* EXERCISE TASK *
Find every line in the records below that holds the word "produtividade", and copy it out.

**** RECORDS PROVIDED ****

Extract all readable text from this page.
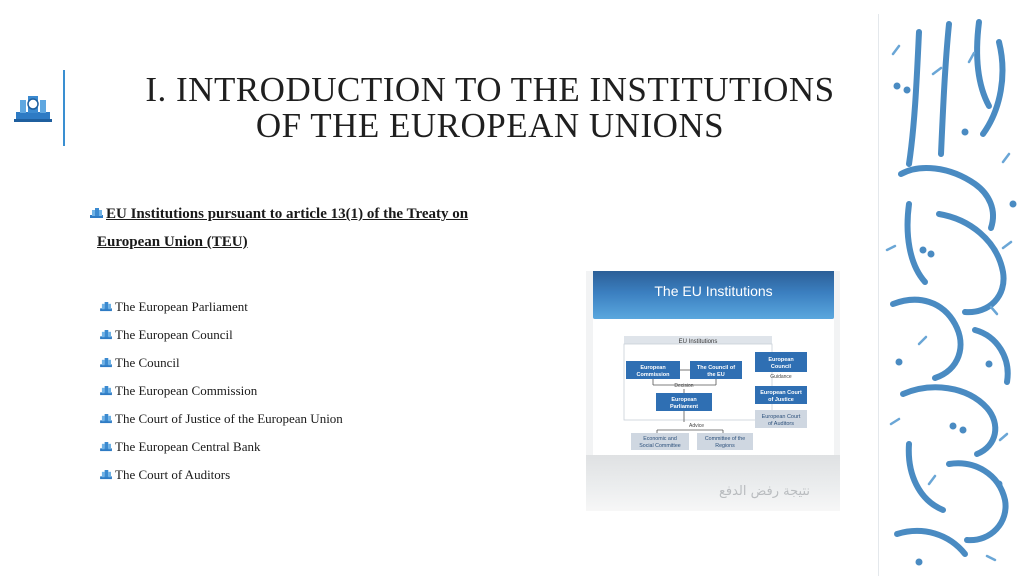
I. INTRODUCTION TO THE INSTITUTIONS
OF THE EUROPEAN UNIONS
EU Institutions pursuant to article 13(1) of the Treaty on
European Union (TEU)
The European Parliament
The European Council
The Council
The European Commission
The Court of Justice of the European Union
The European Central Bank
The Court of Auditors
The EU Institutions
EU Institutions
European
Commission
The Council of
the EU
Decision
European
Parliament
European
Council
Guidance
European Court
of Justice
European Court
of Auditors
Advice
Economic and
Social Committee
Committee of the
Regions
نتيجة رفض الدفع
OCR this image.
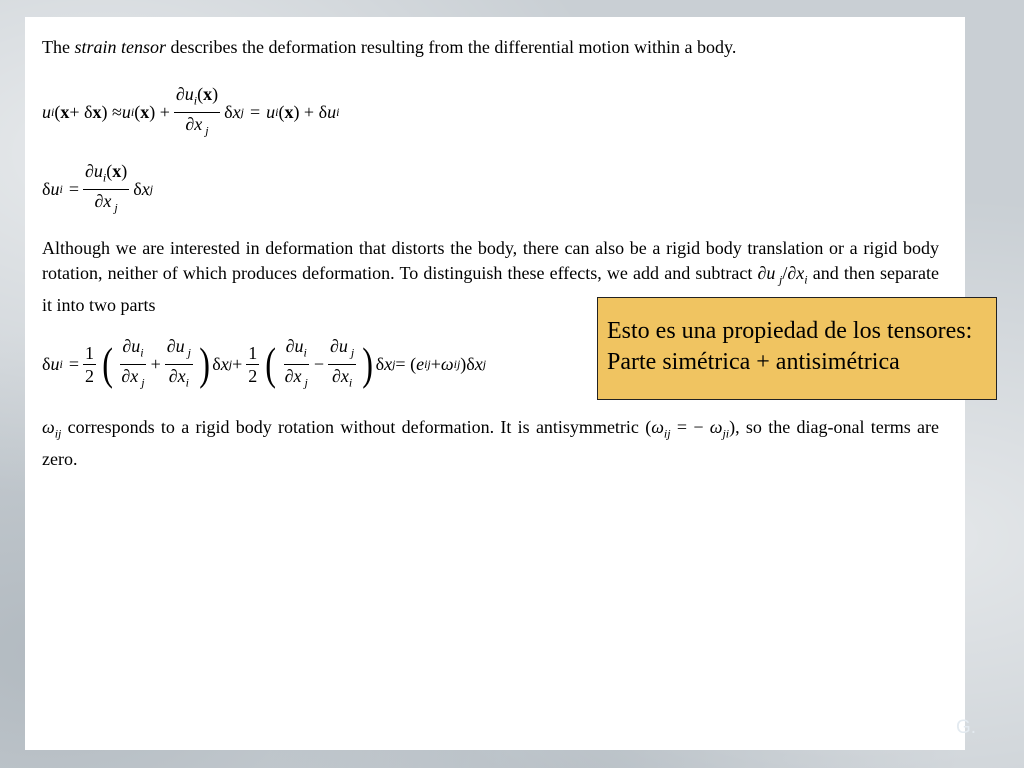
The strain tensor describes the deformation resulting from the differential motion within a body.

u i ( x + δ x ) ≈ u i ( x ) + $\frac{\partial u_i(x)}{\partial x _j}$ δ x j = u i ( x ) + δ u i
δ u $i = \frac{\partial u_i(x)}{\partial x _j}$ δ x j

Although we are interested in deformation that distorts the body, there can also be a rigid body translation or a rigid body rotation, neither of which produces deformation. To distinguish these effects, we add and subtract ∂u $_j/\partial x_i$ and then separate it into two parts

δ u $i = \frac{1}{2}$ ( $\frac{\partial u_i}{\partial x _j} + \frac{\partial u _j}{\partial x_i}$ ) δ x $j + \frac{1}{2}$ ( $\frac{\partial u_i}{\partial x _j} - \frac{\partial u _j}{\partial x_i}$ ) δ x j = ( e ij + ω ij )δ x j

$\omega_{ij}$ corresponds to a rigid body rotation without deformation. It is antisymmetric ($\omega_{ij}$ = − $\omega_{ji}$), so the diag-onal terms are zero.

Esto es una propiedad de los tensores:
Parte simétrica + antisimétrica
G.
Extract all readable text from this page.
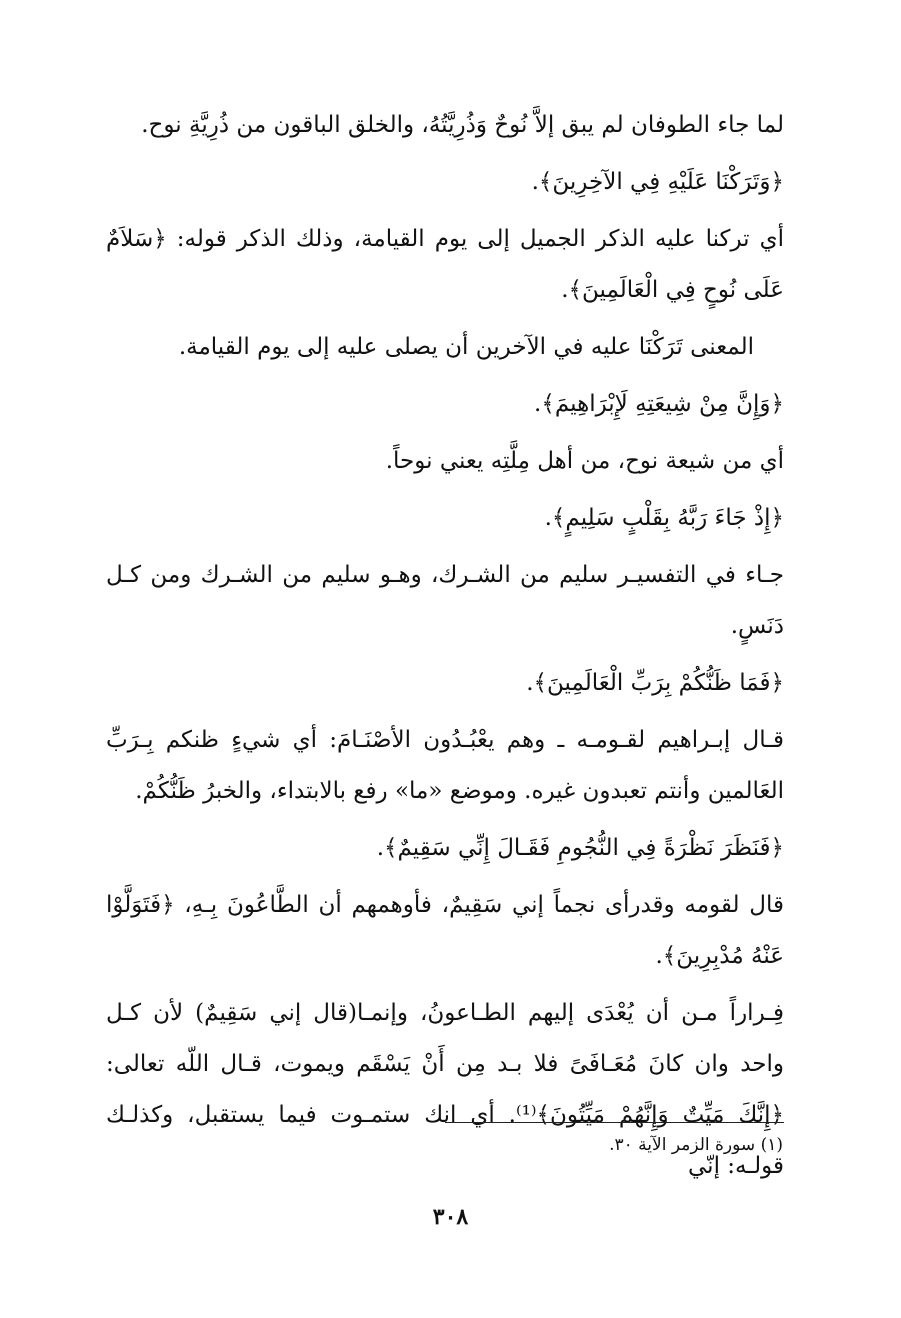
لما جاء الطوفان لم يبق إلاَّ نُوحٌ وَذُرِيَّتُهُ، والخلق الباقون من ذُرِيَّةِ نوح.

﴿وَتَرَكْنَا عَلَيْهِ فِي الآخِرِينَ﴾.

أي تركنا عليه الذكر الجميل إلى يوم القيامة، وذلك الذكر قوله: ﴿سَلاَمٌ عَلَى نُوحٍ فِي الْعَالَمِينَ﴾.

المعنى تَرَكْنَا عليه في الآخرين أن يصلى عليه إلى يوم القيامة.

﴿وَإِنَّ مِنْ شِيعَتِهِ لَإِبْرَاهِيمَ﴾.

أي من شيعة نوح، من أهل مِلَّتِه يعني نوحاً.

﴿إِذْ جَاءَ رَبَّهُ بِقَلْبٍ سَلِيمٍ﴾.

جـاء في التفسيـر سليم من الشـرك، وهـو سليم من الشـرك ومن كـل دَنَسٍ.

﴿فَمَا ظَنُّكُمْ بِرَبِّ الْعَالَمِينَ﴾.

قـال إبـراهيم لقـومـه ـ وهم يعْبُـدُون الأصْنَـامَ: أي شيءٍ ظنكم بِـرَبِّ العَالمين وأنتم تعبدون غيره. وموضع «ما» رفع بالابتداء، والخبرُ ظَنُّكُمْ.

﴿فَنَظَرَ نَظْرَةً فِي النُّجُومِ فَقَـالَ إِنِّي سَقِيمٌ﴾.

قال لقومه وقدرأى نجماً إني سَقِيمٌ، فأوهمهم أن الطَّاعُونَ بِـهِ، ﴿فَتَوَلَّوْا عَنْهُ مُدْبِرِينَ﴾.

فِـراراً مـن أن يُعْدَى إليهم الطـاعونُ، وإنمـا(قال إني سَقِيمٌ) لأن كـل واحد وان كانَ مُعَـافَىً فلا بـد مِن أَنْ يَسْقَم ويموت، قـال اللّه تعالى: ﴿إِنَّكَ مَيِّتٌ وَإِنَّهُمْ مَيِّتُونَ﴾⁽¹⁾. أي انك ستمـوت فيما يستقبل، وكذلـك قولـه: إنّي

(١) سورة الزمر الآية ٣٠.
٣٠٨
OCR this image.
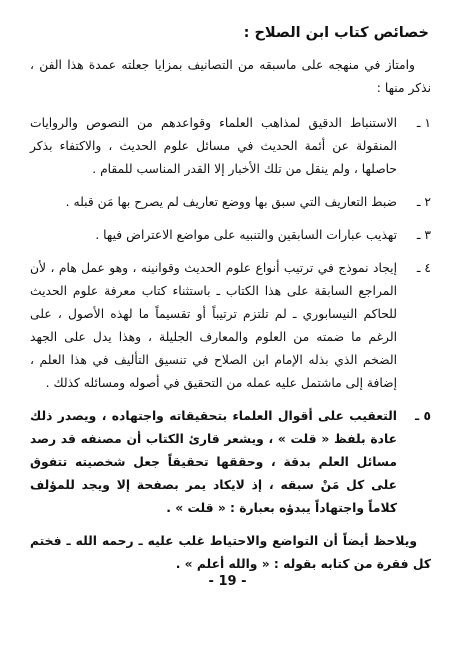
خصائص كتاب ابن الصلاح :

وامتاز في منهجه على ماسبقه من التصانيف بمزايا جعلته عمدة هذا الفن ، نذكر منها :

١ ـ
الاستنباط الدقيق لمذاهب العلماء وقواعدهم من النصوص والروايات المنقولة عن أئمة الحديث في مسائل علوم الحديث ، والاكتفاء بذكر حاصلها ، ولم ينقل من تلك الأخبار إلا القدر المناسب للمقام .
٢ ـ
ضبط التعاريف التي سبق بها ووضع تعاريف لم يصرح بها مَن قبله .
٣ ـ
تهذيب عبارات السابقين والتنبيه على مواضع الاعتراض فيها .
٤ ـ
إيجاد نموذج في ترتيب أنواع علوم الحديث وقوانينه ، وهو عمل هام ، لأن المراجع السابقة على هذا الكتاب ـ باستثناء كتاب معرفة علوم الحديث للحاكم النيسابوري ـ لم تلتزم ترتيباً أو تقسيماً ما لهذه الأصول ، على الرغم ما ضمته من العلوم والمعارف الجليلة ، وهذا يدل على الجهد الضخم الذي بذله الإمام ابن الصلاح في تنسيق التأليف في هذا العلم ، إضافة إلى ماشتمل عليه عمله من التحقيق في أصوله ومسائله كذلك .
٥ ـ
التعقيب على أقوال العلماء بتحقيقاته واجتهاده ، ويصدر ذلك عادة بلفظ « قلت » ، ويشعر قارئ الكتاب أن مصنفه قد رصد مسائل العلم بدقة ، وحققها تحقيقاً جعل شخصيته تتفوق على كل مَنْ سبقه ، إذ لايكاد يمر بصفحة إلا ويجد للمؤلف كلاماً واجتهاداً يبدؤه بعبارة : « قلت » .

ويلاحظ أيضاً أن التواضع والاحتياط غلب عليه ـ رحمه الله ـ فختم كل فقرة من كتابه بقوله : « والله أعلم » .

- 19 -
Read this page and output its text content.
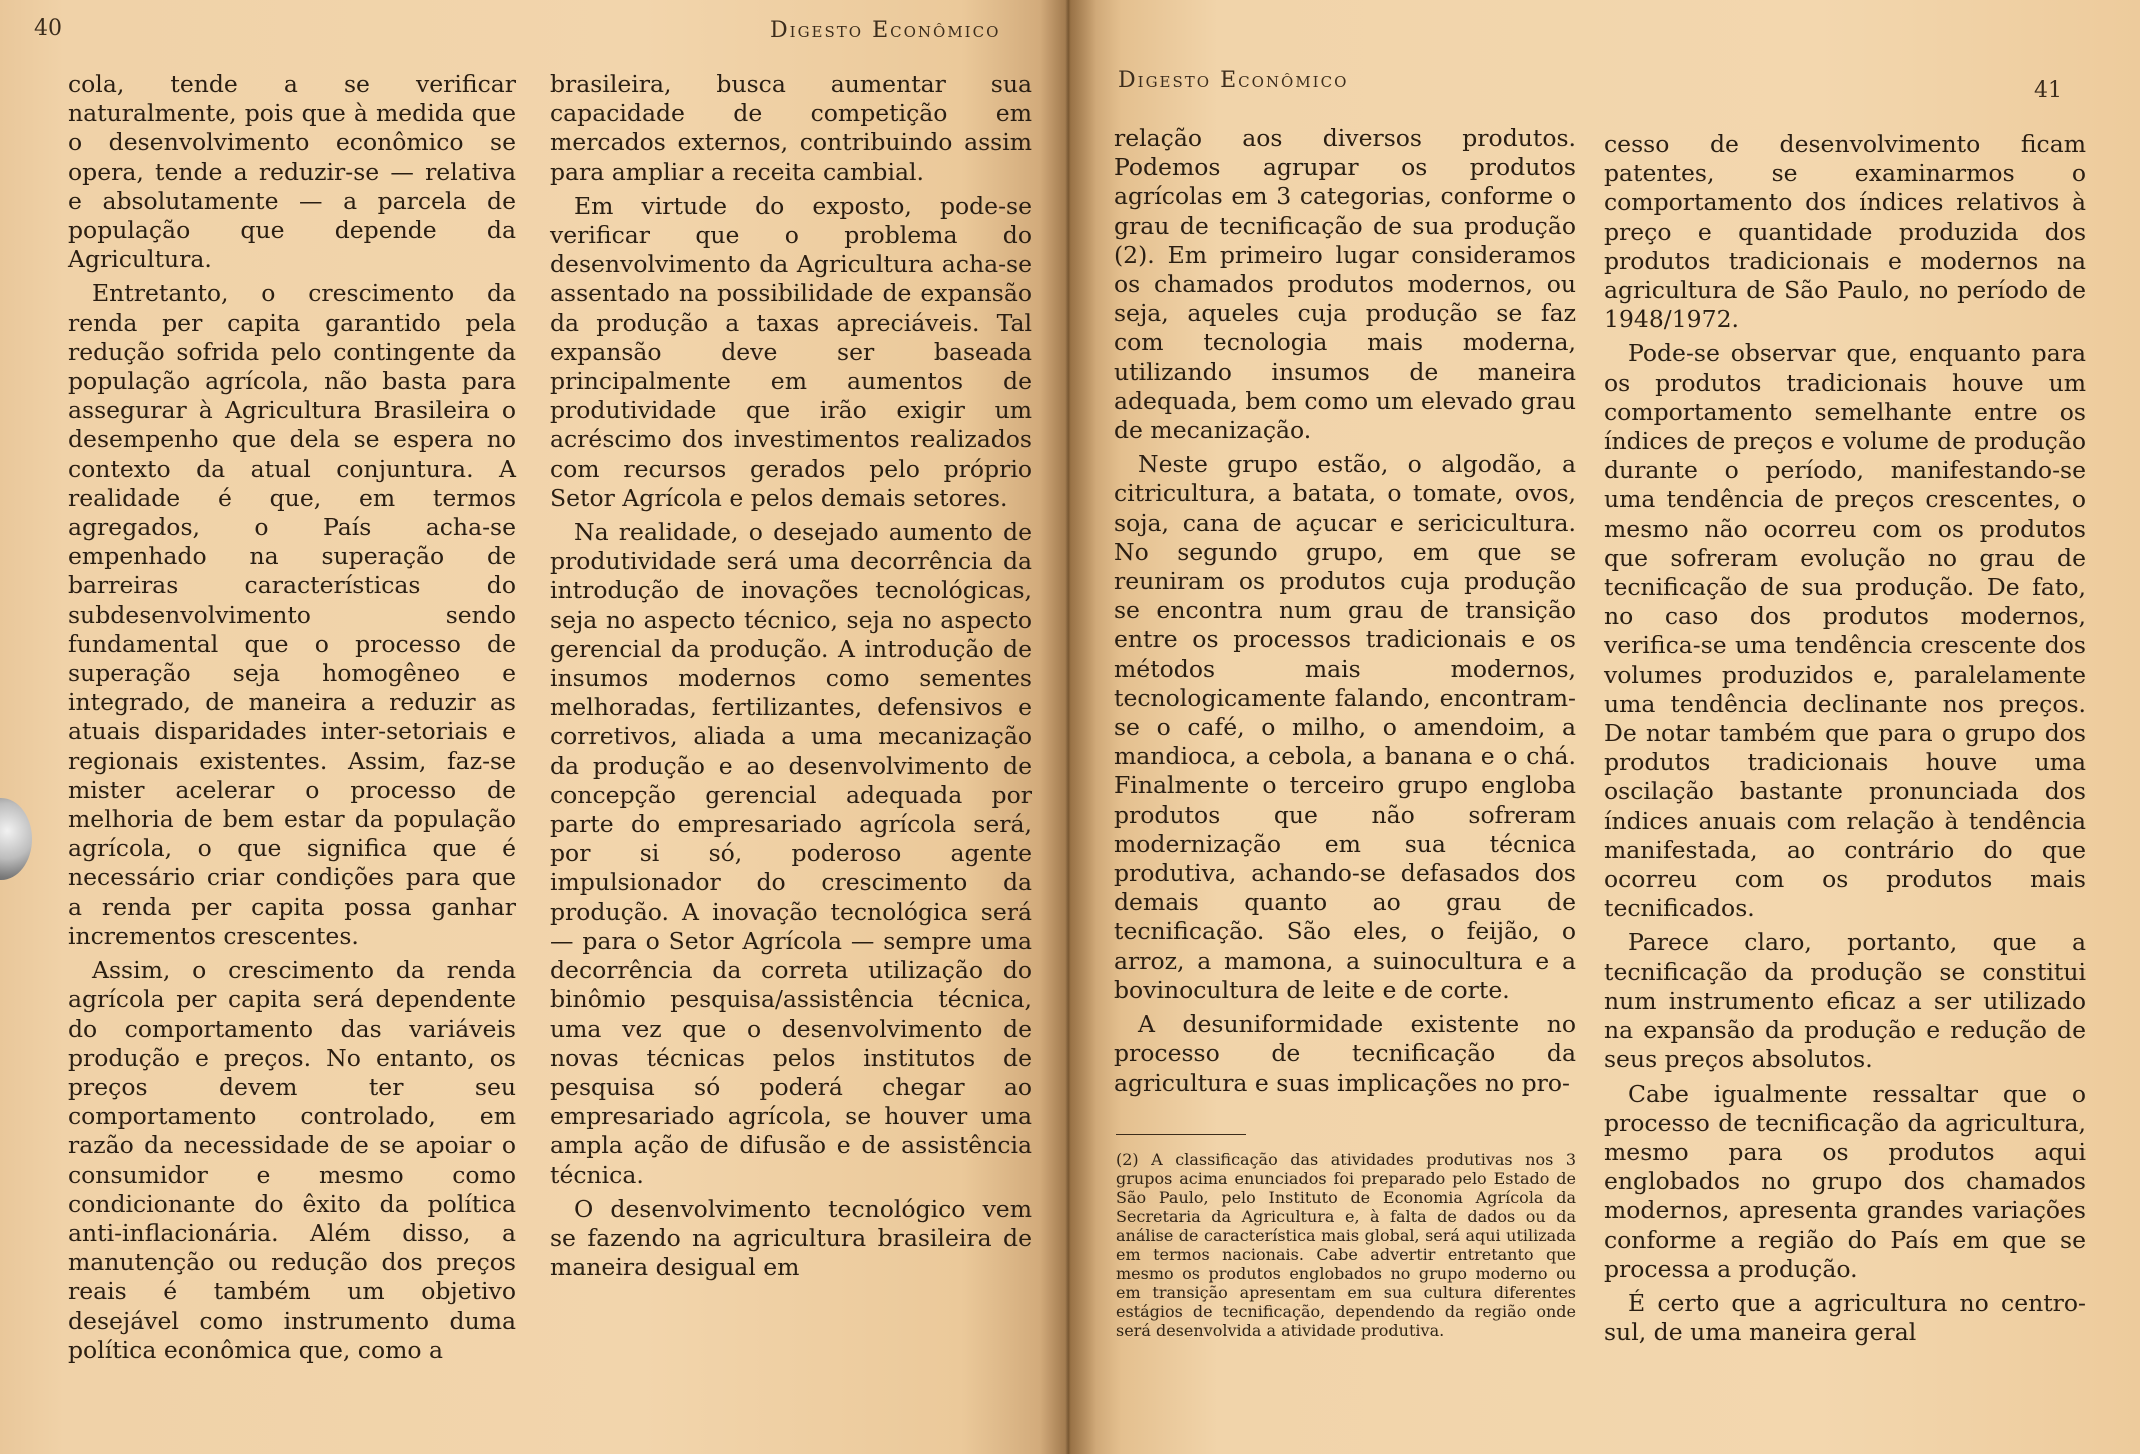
40	Digesto Econômico

cola, tende a se verificar naturalmente, pois que à medida que o desenvolvimento econômico se opera, tende a reduzir-se — relativa e absolutamente — a parcela de população que depende da Agricultura.

Entretanto, o crescimento da renda per capita garantido pela redução sofrida pelo contingente da população agrícola, não basta para assegurar à Agricultura Brasileira o desempenho que dela se espera no contexto da atual conjuntura. A realidade é que, em termos agregados, o País acha-se empenhado na superação de barreiras características do subdesenvolvimento sendo fundamental que o processo de superação seja homogêneo e integrado, de maneira a reduzir as atuais disparidades inter-setoriais e regionais existentes. Assim, faz-se mister acelerar o processo de melhoria de bem estar da população agrícola, o que significa que é necessário criar condições para que a renda per capita possa ganhar incrementos crescentes.

Assim, o crescimento da renda agrícola per capita será dependente do comportamento das variáveis produção e preços. No entanto, os preços devem ter seu comportamento controlado, em razão da necessidade de se apoiar o consumidor e mesmo como condicionante do êxito da política anti-inflacionária. Além disso, a manutenção ou redução dos preços reais é também um objetivo desejável como instrumento duma política econômica que, como a

brasileira, busca aumentar sua capacidade de competição em mercados externos, contribuindo assim para ampliar a receita cambial.

Em virtude do exposto, pode-se verificar que o problema do desenvolvimento da Agricultura acha-se assentado na possibilidade de expansão da produção a taxas apreciáveis. Tal expansão deve ser baseada principalmente em aumentos de produtividade que irão exigir um acréscimo dos investimentos realizados com recursos gerados pelo próprio Setor Agrícola e pelos demais setores.

Na realidade, o desejado aumento de produtividade será uma decorrência da introdução de inovações tecnológicas, seja no aspecto técnico, seja no aspecto gerencial da produção. A introdução de insumos modernos como sementes melhoradas, fertilizantes, defensivos e corretivos, aliada a uma mecanização da produção e ao desenvolvimento de concepção gerencial adequada por parte do empresariado agrícola será, por si só, poderoso agente impulsionador do crescimento da produção. A inovação tecnológica será — para o Setor Agrícola — sempre uma decorrência da correta utilização do binômio pesquisa/assistência técnica, uma vez que o desenvolvimento de novas técnicas pelos institutos de pesquisa só poderá chegar ao empresariado agrícola, se houver uma ampla ação de difusão e de assistência técnica.

O desenvolvimento tecnológico vem se fazendo na agricultura brasileira de maneira desigual em

Digesto Econômico	41

relação aos diversos produtos. Podemos agrupar os produtos agrícolas em 3 categorias, conforme o grau de tecnificação de sua produção (2). Em primeiro lugar consideramos os chamados produtos modernos, ou seja, aqueles cuja produção se faz com tecnologia mais moderna, utilizando insumos de maneira adequada, bem como um elevado grau de mecanização.

Neste grupo estão, o algodão, a citricultura, a batata, o tomate, ovos, soja, cana de açucar e sericicultura. No segundo grupo, em que se reuniram os produtos cuja produção se encontra num grau de transição entre os processos tradicionais e os métodos mais modernos, tecnologicamente falando, encontram-se o café, o milho, o amendoim, a mandioca, a cebola, a banana e o chá. Finalmente o terceiro grupo engloba produtos que não sofreram modernização em sua técnica produtiva, achando-se defasados dos demais quanto ao grau de tecnificação. São eles, o feijão, o arroz, a mamona, a suinocultura e a bovinocultura de leite e de corte.

A desuniformidade existente no processo de tecnificação da agricultura e suas implicações no pro-

(2) A classificação das atividades produtivas nos 3 grupos acima enunciados foi preparado pelo Estado de São Paulo, pelo Instituto de Economia Agrícola da Secretaria da Agricultura e, à falta de dados ou da análise de característica mais global, será aqui utilizada em termos nacionais. Cabe advertir entretanto que mesmo os produtos englobados no grupo moderno ou em transição apresentam em sua cultura diferentes estágios de tecnificação, dependendo da região onde será desenvolvida a atividade produtiva.

cesso de desenvolvimento ficam patentes, se examinarmos o comportamento dos índices relativos à preço e quantidade produzida dos produtos tradicionais e modernos na agricultura de São Paulo, no período de 1948/1972.

Pode-se observar que, enquanto para os produtos tradicionais houve um comportamento semelhante entre os índices de preços e volume de produção durante o período, manifestando-se uma tendência de preços crescentes, o mesmo não ocorreu com os produtos que sofreram evolução no grau de tecnificação de sua produção. De fato, no caso dos produtos modernos, verifica-se uma tendência crescente dos volumes produzidos e, paralelamente uma tendência declinante nos preços. De notar também que para o grupo dos produtos tradicionais houve uma oscilação bastante pronunciada dos índices anuais com relação à tendência manifestada, ao contrário do que ocorreu com os produtos mais tecnificados.

Parece claro, portanto, que a tecnificação da produção se constitui num instrumento eficaz a ser utilizado na expansão da produção e redução de seus preços absolutos.

Cabe igualmente ressaltar que o processo de tecnificação da agricultura, mesmo para os produtos aqui englobados no grupo dos chamados modernos, apresenta grandes variações conforme a região do País em que se processa a produção.

É certo que a agricultura no centro-sul, de uma maneira geral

****

* THE SOLUTION *
Em virtude do exposto, pode-se verificar que o problema do desenvolvimento da Agricultura acha-se assentado na possibilidade de expansão da produção a taxas apreciáveis. Tal expansão deve ser baseada principalmente em aumentos de produtividade que irão exigir um acréscimo dos investimentos realizados com recursos gerados pelo próprio Setor Agrícola e pelos demais setores.
Na realidade, o desejado aumento de produtividade será uma decorrência da introdução de inovações tecnológicas, seja no aspecto técnico, seja no aspecto gerencial da produção. A introdução de insumos modernos como sementes melhoradas, fertilizantes, defensivos e corretivos, aliada a uma mecanização da produção e ao desenvolvimento de concepção gerencial adequada por parte do empresariado agrícola será, por si só, poderoso agente impulsionador do crescimento da produção. A inovação tecnológica será — para o Setor Agrícola — sempre uma decorrência da correta utilização do binômio pesquisa/assistência técnica, uma vez que o desenvolvimento de novas técnicas pelos institutos de pesquisa só poderá chegar ao empresariado agrícola, se houver uma ampla ação de difusão e de assistência técnica.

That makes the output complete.